> **REQUIREMENTS**:
Collect every line in the entries below that contains the string "default" and copy each such line in full. Matches must respect case.

> **EXERCISE MATERIAL**:
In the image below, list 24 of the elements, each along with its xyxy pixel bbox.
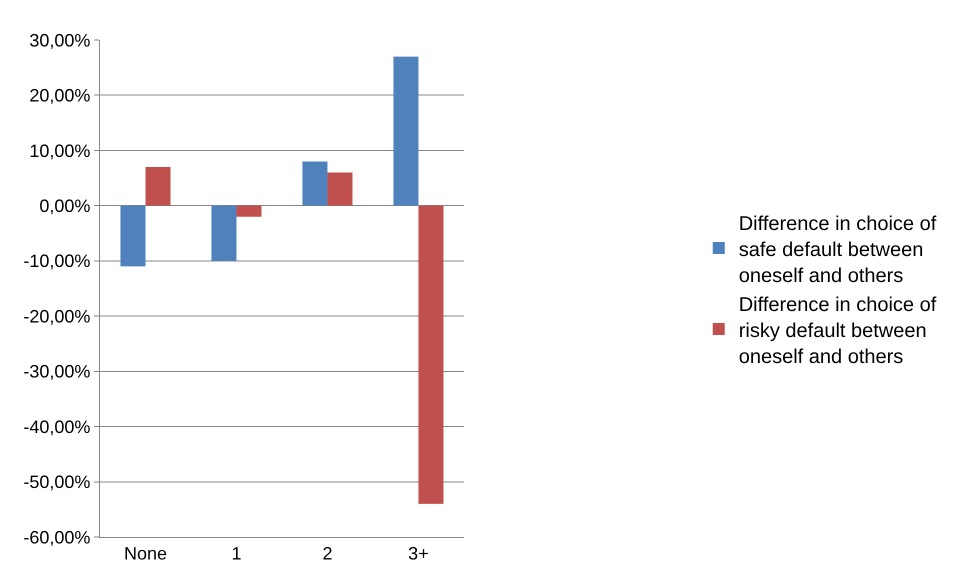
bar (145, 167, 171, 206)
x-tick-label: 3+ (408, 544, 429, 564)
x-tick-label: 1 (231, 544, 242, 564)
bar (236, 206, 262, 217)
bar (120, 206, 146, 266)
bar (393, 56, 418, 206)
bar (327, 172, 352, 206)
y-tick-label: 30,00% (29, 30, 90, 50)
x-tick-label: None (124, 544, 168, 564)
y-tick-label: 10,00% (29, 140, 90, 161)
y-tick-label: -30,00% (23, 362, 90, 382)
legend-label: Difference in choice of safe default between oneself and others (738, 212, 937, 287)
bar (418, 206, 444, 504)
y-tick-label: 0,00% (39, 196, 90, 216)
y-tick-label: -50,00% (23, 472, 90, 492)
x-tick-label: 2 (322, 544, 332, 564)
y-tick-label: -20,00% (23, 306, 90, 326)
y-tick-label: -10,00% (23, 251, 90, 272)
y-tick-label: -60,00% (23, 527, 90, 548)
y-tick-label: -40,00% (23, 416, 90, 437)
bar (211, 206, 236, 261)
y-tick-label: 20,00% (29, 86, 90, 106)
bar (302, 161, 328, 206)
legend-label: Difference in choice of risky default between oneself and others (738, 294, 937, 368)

...

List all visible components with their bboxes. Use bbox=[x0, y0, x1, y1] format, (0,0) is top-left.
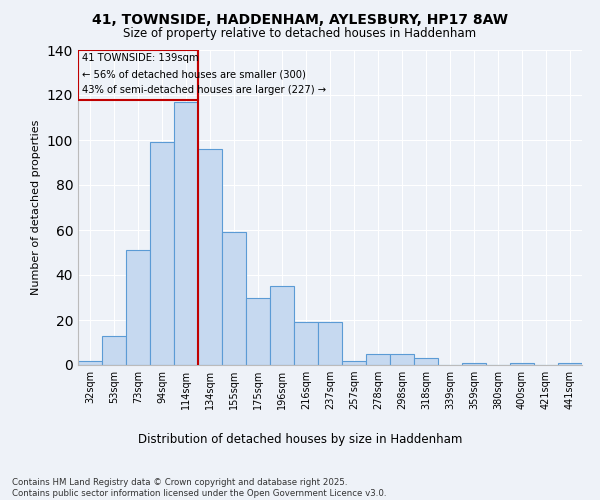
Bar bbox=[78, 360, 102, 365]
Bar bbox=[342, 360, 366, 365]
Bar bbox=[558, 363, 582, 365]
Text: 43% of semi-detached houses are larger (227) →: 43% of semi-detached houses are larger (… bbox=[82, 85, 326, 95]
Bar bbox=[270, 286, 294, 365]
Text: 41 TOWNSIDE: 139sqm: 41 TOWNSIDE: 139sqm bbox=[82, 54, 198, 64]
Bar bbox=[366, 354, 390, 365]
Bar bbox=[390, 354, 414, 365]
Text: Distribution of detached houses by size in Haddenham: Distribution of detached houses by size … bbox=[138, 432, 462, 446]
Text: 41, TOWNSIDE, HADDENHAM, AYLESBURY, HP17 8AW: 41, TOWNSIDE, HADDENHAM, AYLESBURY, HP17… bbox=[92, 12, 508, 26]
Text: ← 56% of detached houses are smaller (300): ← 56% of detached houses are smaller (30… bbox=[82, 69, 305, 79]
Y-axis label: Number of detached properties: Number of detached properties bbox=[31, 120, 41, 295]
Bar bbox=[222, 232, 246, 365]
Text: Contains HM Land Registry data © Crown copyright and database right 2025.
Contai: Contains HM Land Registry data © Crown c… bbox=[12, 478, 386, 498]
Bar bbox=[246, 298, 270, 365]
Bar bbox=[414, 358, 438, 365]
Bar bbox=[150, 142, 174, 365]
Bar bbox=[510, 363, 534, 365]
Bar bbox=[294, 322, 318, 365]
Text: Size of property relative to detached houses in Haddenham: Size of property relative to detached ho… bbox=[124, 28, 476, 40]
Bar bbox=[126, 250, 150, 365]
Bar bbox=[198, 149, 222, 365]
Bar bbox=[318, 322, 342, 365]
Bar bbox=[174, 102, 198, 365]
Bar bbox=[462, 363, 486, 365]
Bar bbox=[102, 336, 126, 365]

> **SOLUTION TO THIS EXERCISE**:
legend-label: Difference in choice of safe default between oneself and others (738, 212, 937, 287)
legend-label: Difference in choice of risky default between oneself and others (738, 294, 937, 368)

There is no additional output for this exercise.